## WHAT TO PRODUCE
Please copy the records from the first line through the line that contains "point <box>338 94 355 111</box>". Change "x-tick-label" to "x-axis-tick" and leave everything else as it is.

## ENTRIES
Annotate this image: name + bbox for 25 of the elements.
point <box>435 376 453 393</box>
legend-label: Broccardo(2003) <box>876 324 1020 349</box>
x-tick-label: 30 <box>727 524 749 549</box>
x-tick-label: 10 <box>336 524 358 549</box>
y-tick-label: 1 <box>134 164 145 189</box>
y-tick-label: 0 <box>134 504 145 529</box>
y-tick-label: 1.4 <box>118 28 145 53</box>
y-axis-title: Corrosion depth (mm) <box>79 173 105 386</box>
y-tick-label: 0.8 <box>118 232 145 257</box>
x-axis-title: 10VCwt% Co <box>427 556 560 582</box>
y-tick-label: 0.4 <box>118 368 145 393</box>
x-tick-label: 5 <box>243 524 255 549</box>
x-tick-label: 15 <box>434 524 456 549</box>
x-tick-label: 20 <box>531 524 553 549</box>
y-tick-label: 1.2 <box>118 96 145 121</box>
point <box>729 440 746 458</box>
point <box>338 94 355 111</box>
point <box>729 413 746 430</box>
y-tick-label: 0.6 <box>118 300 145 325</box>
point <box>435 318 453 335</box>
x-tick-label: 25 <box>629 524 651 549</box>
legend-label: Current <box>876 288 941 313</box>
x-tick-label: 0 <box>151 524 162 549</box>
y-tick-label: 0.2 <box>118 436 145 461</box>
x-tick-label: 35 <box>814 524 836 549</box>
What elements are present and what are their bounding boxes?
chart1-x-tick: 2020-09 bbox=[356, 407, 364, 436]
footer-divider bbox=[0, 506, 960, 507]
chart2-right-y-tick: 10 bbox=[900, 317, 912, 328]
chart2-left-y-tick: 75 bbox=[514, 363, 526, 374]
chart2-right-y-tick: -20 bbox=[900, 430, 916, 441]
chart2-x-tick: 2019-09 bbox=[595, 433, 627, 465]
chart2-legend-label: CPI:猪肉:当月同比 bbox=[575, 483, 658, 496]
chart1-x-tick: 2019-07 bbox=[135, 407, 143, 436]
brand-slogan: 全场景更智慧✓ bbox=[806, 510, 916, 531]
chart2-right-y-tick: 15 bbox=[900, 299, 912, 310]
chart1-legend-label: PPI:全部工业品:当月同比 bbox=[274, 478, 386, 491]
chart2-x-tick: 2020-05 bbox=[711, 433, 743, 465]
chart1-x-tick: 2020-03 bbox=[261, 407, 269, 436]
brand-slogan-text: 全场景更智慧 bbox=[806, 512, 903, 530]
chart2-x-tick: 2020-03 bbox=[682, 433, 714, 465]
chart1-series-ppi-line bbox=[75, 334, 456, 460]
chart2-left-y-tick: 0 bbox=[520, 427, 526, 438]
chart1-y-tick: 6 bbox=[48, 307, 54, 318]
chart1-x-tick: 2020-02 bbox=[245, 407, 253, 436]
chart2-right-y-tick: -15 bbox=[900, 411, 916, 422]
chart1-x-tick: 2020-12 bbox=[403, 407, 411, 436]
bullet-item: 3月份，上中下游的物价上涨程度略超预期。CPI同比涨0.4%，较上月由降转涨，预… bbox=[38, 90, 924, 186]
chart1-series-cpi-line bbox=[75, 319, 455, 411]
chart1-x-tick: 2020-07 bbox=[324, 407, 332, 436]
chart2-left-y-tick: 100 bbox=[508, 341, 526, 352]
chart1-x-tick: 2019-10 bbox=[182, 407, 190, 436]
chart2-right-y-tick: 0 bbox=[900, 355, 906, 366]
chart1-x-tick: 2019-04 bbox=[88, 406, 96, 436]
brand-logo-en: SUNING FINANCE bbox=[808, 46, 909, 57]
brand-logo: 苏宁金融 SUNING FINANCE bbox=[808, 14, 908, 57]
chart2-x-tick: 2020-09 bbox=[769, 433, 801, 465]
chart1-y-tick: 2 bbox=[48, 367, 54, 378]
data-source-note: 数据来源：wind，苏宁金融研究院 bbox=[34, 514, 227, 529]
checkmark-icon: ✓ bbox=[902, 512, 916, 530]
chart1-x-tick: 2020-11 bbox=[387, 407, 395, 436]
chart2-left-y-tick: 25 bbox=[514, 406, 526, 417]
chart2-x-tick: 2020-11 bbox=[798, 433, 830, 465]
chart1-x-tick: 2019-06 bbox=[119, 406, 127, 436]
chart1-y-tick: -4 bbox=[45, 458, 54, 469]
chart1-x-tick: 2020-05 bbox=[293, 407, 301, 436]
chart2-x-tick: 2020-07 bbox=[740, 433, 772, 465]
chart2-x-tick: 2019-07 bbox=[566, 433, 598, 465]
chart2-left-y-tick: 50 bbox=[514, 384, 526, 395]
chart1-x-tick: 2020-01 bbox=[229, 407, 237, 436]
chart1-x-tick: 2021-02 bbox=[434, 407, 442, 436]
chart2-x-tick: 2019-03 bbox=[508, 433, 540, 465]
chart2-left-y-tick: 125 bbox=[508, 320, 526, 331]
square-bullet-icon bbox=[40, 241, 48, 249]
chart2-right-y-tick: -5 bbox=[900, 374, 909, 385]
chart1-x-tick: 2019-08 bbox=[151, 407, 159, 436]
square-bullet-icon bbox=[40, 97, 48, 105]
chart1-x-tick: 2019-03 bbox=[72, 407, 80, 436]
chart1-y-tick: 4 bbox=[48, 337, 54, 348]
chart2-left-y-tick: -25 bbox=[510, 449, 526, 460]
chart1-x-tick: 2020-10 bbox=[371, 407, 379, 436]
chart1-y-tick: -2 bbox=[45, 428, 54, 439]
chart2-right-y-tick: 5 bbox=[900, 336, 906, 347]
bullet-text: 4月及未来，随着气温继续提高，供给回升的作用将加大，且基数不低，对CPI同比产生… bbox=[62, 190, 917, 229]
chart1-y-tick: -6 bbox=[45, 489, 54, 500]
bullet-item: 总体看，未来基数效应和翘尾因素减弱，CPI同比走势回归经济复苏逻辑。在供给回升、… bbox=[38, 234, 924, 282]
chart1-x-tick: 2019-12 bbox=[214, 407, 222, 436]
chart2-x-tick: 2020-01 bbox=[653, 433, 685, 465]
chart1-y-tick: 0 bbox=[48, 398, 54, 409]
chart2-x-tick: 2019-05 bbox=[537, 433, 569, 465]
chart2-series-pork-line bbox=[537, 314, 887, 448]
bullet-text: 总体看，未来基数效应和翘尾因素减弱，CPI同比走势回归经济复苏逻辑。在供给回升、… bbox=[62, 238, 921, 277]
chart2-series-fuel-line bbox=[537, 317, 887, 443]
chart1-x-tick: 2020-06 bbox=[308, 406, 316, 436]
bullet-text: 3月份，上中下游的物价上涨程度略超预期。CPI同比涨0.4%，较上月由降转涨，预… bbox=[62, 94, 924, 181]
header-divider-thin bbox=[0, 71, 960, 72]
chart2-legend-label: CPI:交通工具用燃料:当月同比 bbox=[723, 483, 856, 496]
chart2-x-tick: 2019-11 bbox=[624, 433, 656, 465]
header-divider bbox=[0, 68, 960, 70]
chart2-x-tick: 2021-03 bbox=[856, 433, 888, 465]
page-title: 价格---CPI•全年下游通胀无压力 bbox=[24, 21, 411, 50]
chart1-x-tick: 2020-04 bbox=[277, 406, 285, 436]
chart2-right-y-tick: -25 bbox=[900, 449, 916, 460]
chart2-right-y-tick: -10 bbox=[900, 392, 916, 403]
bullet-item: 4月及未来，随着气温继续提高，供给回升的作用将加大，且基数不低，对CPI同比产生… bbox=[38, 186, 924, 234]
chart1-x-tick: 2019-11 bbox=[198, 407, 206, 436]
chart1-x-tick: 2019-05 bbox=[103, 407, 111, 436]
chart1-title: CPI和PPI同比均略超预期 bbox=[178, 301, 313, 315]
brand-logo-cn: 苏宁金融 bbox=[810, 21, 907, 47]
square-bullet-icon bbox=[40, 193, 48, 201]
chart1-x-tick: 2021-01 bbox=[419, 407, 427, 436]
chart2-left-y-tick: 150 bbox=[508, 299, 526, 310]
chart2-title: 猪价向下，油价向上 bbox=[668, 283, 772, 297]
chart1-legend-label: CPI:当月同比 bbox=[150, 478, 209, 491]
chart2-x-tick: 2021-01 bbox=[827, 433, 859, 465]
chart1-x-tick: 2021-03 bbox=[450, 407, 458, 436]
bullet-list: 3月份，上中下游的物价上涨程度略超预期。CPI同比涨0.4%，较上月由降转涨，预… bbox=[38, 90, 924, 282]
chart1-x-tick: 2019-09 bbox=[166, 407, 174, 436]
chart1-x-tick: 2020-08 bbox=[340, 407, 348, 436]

## WORKED ANSWER
Annotate this image: name + bbox for 25 of the elements.
point <box>435 376 453 393</box>
legend-label: Broccardo(2003) <box>876 324 1020 349</box>
x-axis-tick: 30 <box>727 524 749 549</box>
x-axis-tick: 10 <box>336 524 358 549</box>
y-tick-label: 1 <box>134 164 145 189</box>
y-tick-label: 0 <box>134 504 145 529</box>
y-tick-label: 1.4 <box>118 28 145 53</box>
y-axis-title: Corrosion depth (mm) <box>79 173 105 386</box>
y-tick-label: 0.8 <box>118 232 145 257</box>
x-axis-title: 10VCwt% Co <box>427 556 560 582</box>
y-tick-label: 0.4 <box>118 368 145 393</box>
x-axis-tick: 5 <box>243 524 255 549</box>
x-axis-tick: 15 <box>434 524 456 549</box>
x-axis-tick: 20 <box>531 524 553 549</box>
y-tick-label: 1.2 <box>118 96 145 121</box>
point <box>729 440 746 458</box>
point <box>338 94 355 111</box>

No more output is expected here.